**TO DO**
Locate each line containing the string "фенерчето" and copy it out.

**RECORDS TO USE**
# # #

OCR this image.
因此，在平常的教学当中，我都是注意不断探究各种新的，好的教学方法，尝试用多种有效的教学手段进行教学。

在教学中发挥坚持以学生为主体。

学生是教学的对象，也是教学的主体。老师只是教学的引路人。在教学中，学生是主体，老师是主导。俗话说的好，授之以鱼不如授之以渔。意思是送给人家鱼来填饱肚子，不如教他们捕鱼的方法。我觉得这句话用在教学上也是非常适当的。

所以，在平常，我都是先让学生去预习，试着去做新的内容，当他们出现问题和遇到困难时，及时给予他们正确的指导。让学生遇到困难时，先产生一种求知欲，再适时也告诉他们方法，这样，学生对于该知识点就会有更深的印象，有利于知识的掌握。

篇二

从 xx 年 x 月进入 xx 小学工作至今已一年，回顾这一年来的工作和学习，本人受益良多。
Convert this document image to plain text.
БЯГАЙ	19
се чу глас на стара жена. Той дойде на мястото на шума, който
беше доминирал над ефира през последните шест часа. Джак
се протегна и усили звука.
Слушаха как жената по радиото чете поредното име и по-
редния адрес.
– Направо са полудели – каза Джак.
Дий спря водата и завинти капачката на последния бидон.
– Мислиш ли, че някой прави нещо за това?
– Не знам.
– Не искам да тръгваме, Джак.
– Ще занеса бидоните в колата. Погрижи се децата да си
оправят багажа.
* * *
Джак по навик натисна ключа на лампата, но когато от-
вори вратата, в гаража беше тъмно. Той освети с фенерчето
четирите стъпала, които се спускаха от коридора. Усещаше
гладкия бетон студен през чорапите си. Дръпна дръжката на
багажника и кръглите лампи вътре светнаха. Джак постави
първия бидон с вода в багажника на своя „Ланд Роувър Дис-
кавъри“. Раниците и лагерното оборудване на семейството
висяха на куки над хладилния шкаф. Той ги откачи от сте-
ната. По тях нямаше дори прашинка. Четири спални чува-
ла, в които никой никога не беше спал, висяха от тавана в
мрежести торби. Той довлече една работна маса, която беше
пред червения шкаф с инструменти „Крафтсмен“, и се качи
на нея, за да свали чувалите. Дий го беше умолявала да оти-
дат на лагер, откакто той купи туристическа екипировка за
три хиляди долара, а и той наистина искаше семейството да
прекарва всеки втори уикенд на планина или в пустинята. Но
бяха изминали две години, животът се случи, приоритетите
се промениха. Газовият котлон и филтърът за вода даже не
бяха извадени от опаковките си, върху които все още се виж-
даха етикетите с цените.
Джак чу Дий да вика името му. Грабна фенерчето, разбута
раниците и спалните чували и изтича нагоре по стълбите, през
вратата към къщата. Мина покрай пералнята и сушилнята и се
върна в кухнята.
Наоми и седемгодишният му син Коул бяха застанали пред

# # #

**TASK SOLUTION**
вори вратата, в гаража беше тъмно. Той освети с фенерчето
Джак чу Дий да вика името му. Грабна фенерчето, разбута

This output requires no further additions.